Data excerpts:

☆ ☆ ☆ ☆ ☆

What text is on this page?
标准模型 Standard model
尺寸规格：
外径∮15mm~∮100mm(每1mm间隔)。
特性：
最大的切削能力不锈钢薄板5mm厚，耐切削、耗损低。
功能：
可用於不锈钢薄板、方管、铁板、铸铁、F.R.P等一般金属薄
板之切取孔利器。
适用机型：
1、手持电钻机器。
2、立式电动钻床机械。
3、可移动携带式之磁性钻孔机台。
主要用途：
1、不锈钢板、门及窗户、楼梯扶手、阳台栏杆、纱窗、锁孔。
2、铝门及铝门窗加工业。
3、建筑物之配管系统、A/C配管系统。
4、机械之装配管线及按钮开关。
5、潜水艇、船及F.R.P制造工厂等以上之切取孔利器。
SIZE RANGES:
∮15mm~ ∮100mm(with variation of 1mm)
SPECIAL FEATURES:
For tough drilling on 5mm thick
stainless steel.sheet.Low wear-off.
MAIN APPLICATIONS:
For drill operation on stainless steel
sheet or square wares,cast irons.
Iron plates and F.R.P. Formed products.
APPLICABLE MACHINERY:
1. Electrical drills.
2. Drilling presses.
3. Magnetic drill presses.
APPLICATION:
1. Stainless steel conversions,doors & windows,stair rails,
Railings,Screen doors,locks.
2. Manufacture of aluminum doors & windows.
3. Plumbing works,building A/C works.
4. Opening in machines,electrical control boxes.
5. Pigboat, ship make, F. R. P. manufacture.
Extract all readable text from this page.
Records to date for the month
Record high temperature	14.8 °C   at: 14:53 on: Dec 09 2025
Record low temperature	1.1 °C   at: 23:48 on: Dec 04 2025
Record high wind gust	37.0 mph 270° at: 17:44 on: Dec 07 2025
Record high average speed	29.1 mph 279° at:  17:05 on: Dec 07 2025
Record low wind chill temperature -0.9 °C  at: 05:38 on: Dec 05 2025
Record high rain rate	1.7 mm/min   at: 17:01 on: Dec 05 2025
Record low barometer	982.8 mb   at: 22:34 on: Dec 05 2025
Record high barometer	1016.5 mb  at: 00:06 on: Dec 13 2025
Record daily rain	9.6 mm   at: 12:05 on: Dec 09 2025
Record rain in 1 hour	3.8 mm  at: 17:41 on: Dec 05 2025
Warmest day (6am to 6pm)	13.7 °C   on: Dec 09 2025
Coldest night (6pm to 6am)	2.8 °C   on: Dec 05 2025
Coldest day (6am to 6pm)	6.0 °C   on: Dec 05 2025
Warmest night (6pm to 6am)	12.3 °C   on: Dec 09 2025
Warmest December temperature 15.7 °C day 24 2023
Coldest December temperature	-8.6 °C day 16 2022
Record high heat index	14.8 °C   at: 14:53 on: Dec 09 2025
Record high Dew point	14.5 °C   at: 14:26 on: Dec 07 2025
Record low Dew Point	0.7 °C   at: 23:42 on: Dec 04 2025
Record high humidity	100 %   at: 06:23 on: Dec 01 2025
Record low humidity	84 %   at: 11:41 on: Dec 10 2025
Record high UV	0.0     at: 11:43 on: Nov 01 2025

☆ ☆ ☆ ☆ ☆

§ **Task brief**:
Write out every entry above, word for word.

§ **Task solution**:
What text is on this page?
标准模型 Standard model
尺寸规格：
外径∮15mm~∮100mm(每1mm间隔)。
特性：
最大的切削能力不锈钢薄板5mm厚，耐切削、耗损低。
功能：
可用於不锈钢薄板、方管、铁板、铸铁、F.R.P等一般金属薄
板之切取孔利器。
适用机型：
1、手持电钻机器。
2、立式电动钻床机械。
3、可移动携带式之磁性钻孔机台。
主要用途：
1、不锈钢板、门及窗户、楼梯扶手、阳台栏杆、纱窗、锁孔。
2、铝门及铝门窗加工业。
3、建筑物之配管系统、A/C配管系统。
4、机械之装配管线及按钮开关。
5、潜水艇、船及F.R.P制造工厂等以上之切取孔利器。
SIZE RANGES:
∮15mm~ ∮100mm(with variation of 1mm)
SPECIAL FEATURES:
For tough drilling on 5mm thick
stainless steel.sheet.Low wear-off.
MAIN APPLICATIONS:
For drill operation on stainless steel
sheet or square wares,cast irons.
Iron plates and F.R.P. Formed products.
APPLICABLE MACHINERY:
1. Electrical drills.
2. Drilling presses.
3. Magnetic drill presses.
APPLICATION:
1. Stainless steel conversions,doors & windows,stair rails,
Railings,Screen doors,locks.
2. Manufacture of aluminum doors & windows.
3. Plumbing works,building A/C works.
4. Opening in machines,electrical control boxes.
5. Pigboat, ship make, F. R. P. manufacture.
Extract all readable text from this page.
Records to date for the month
Record high temperature	14.8 °C   at: 14:53 on: Dec 09 2025
Record low temperature	1.1 °C   at: 23:48 on: Dec 04 2025
Record high wind gust	37.0 mph 270° at: 17:44 on: Dec 07 2025
Record high average speed	29.1 mph 279° at:  17:05 on: Dec 07 2025
Record low wind chill temperature -0.9 °C  at: 05:38 on: Dec 05 2025
Record high rain rate	1.7 mm/min   at: 17:01 on: Dec 05 2025
Record low barometer	982.8 mb   at: 22:34 on: Dec 05 2025
Record high barometer	1016.5 mb  at: 00:06 on: Dec 13 2025
Record daily rain	9.6 mm   at: 12:05 on: Dec 09 2025
Record rain in 1 hour	3.8 mm  at: 17:41 on: Dec 05 2025
Warmest day (6am to 6pm)	13.7 °C   on: Dec 09 2025
Coldest night (6pm to 6am)	2.8 °C   on: Dec 05 2025
Coldest day (6am to 6pm)	6.0 °C   on: Dec 05 2025
Warmest night (6pm to 6am)	12.3 °C   on: Dec 09 2025
Warmest December temperature 15.7 °C day 24 2023
Coldest December temperature	-8.6 °C day 16 2022
Record high heat index	14.8 °C   at: 14:53 on: Dec 09 2025
Record high Dew point	14.5 °C   at: 14:26 on: Dec 07 2025
Record low Dew Point	0.7 °C   at: 23:42 on: Dec 04 2025
Record high humidity	100 %   at: 06:23 on: Dec 01 2025
Record low humidity	84 %   at: 11:41 on: Dec 10 2025
Record high UV	0.0     at: 11:43 on: Nov 01 2025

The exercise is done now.